In full and without alteration, give the listing again.
>> START Working data
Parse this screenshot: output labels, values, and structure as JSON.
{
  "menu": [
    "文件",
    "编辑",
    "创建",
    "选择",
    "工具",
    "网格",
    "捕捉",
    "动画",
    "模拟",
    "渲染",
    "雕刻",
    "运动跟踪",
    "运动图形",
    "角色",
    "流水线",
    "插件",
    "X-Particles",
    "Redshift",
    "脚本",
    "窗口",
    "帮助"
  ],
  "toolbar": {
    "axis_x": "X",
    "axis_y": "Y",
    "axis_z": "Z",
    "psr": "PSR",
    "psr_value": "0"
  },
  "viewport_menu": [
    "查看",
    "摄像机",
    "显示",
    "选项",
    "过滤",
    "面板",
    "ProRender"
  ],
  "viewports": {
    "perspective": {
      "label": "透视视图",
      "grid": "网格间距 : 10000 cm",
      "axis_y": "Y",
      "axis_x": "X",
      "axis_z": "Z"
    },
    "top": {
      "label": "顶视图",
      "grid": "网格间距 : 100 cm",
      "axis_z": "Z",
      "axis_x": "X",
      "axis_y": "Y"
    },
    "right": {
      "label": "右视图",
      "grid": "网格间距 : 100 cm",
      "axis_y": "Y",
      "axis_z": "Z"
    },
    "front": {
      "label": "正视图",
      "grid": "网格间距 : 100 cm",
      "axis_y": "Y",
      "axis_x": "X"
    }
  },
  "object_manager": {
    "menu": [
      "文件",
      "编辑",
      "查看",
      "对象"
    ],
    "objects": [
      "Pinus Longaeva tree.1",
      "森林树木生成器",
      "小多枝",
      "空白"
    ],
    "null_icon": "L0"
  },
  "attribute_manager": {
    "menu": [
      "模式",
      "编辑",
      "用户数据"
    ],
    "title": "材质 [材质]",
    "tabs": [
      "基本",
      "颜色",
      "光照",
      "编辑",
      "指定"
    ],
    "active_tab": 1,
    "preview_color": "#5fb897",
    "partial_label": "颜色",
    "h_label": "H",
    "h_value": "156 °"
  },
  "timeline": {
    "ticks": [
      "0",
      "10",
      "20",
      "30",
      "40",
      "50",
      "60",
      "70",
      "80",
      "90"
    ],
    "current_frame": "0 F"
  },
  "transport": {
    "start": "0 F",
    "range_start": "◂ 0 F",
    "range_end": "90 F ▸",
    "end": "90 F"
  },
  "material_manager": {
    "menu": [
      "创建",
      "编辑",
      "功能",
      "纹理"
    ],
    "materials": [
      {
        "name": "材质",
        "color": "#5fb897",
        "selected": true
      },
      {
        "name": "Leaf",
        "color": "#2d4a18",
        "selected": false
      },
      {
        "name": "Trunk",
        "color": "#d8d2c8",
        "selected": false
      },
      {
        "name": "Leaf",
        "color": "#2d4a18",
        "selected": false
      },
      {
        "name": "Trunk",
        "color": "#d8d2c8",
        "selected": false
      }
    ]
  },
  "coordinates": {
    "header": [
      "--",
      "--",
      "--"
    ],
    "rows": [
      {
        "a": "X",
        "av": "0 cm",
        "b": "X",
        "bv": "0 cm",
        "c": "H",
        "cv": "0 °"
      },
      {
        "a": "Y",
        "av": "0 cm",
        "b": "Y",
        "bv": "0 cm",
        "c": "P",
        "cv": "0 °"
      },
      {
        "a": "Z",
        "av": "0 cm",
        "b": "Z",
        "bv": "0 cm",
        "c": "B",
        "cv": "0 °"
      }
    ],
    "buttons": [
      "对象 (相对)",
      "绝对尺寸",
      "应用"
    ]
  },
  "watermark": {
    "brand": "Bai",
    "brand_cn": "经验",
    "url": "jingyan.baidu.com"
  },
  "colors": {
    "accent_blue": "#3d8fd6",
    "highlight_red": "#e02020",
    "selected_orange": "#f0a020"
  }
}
>> END Working data
_Response to this task:_
Parse this screenshot: output labels, values, and structure as JSON.
{
  "menu": [
    "文件",
    "编辑",
    "创建",
    "选择",
    "工具",
    "网格",
    "捕捉",
    "动画",
    "模拟",
    "渲染",
    "雕刻",
    "运动跟踪",
    "运动图形",
    "角色",
    "流水线",
    "插件",
    "X-Particles",
    "Redshift",
    "脚本",
    "窗口",
    "帮助"
  ],
  "toolbar": {
    "axis_x": "X",
    "axis_y": "Y",
    "axis_z": "Z",
    "psr": "PSR",
    "psr_value": "0"
  },
  "viewport_menu": [
    "查看",
    "摄像机",
    "显示",
    "选项",
    "过滤",
    "面板",
    "ProRender"
  ],
  "viewports": {
    "perspective": {
      "label": "透视视图",
      "grid": "网格间距 : 10000 cm",
      "axis_y": "Y",
      "axis_x": "X",
      "axis_z": "Z"
    },
    "top": {
      "label": "顶视图",
      "grid": "网格间距 : 100 cm",
      "axis_z": "Z",
      "axis_x": "X",
      "axis_y": "Y"
    },
    "right": {
      "label": "右视图",
      "grid": "网格间距 : 100 cm",
      "axis_y": "Y",
      "axis_z": "Z"
    },
    "front": {
      "label": "正视图",
      "grid": "网格间距 : 100 cm",
      "axis_y": "Y",
      "axis_x": "X"
    }
  },
  "object_manager": {
    "menu": [
      "文件",
      "编辑",
      "查看",
      "对象"
    ],
    "objects": [
      "Pinus Longaeva tree.1",
      "森林树木生成器",
      "小多枝",
      "空白"
    ],
    "null_icon": "L0"
  },
  "attribute_manager": {
    "menu": [
      "模式",
      "编辑",
      "用户数据"
    ],
    "title": "材质 [材质]",
    "tabs": [
      "基本",
      "颜色",
      "光照",
      "编辑",
      "指定"
    ],
    "active_tab": 1,
    "preview_color": "#5fb897",
    "partial_label": "颜色",
    "h_label": "H",
    "h_value": "156 °"
  },
  "timeline": {
    "ticks": [
      "0",
      "10",
      "20",
      "30",
      "40",
      "50",
      "60",
      "70",
      "80",
      "90"
    ],
    "current_frame": "0 F"
  },
  "transport": {
    "start": "0 F",
    "range_start": "◂ 0 F",
    "range_end": "90 F ▸",
    "end": "90 F"
  },
  "material_manager": {
    "menu": [
      "创建",
      "编辑",
      "功能",
      "纹理"
    ],
    "materials": [
      {
        "name": "材质",
        "color": "#5fb897",
        "selected": true
      },
      {
        "name": "Leaf",
        "color": "#2d4a18",
        "selected": false
      },
      {
        "name": "Trunk",
        "color": "#d8d2c8",
        "selected": false
      },
      {
        "name": "Leaf",
        "color": "#2d4a18",
        "selected": false
      },
      {
        "name": "Trunk",
        "color": "#d8d2c8",
        "selected": false
      }
    ]
  },
  "coordinates": {
    "header": [
      "--",
      "--",
      "--"
    ],
    "rows": [
      {
        "a": "X",
        "av": "0 cm",
        "b": "X",
        "bv": "0 cm",
        "c": "H",
        "cv": "0 °"
      },
      {
        "a": "Y",
        "av": "0 cm",
        "b": "Y",
        "bv": "0 cm",
        "c": "P",
        "cv": "0 °"
      },
      {
        "a": "Z",
        "av": "0 cm",
        "b": "Z",
        "bv": "0 cm",
        "c": "B",
        "cv": "0 °"
      }
    ],
    "buttons": [
      "对象 (相对)",
      "绝对尺寸",
      "应用"
    ]
  },
  "watermark": {
    "brand": "Bai",
    "brand_cn": "经验",
    "url": "jingyan.baidu.com"
  },
  "colors": {
    "accent_blue": "#3d8fd6",
    "highlight_red": "#e02020",
    "selected_orange": "#f0a020"
  }
}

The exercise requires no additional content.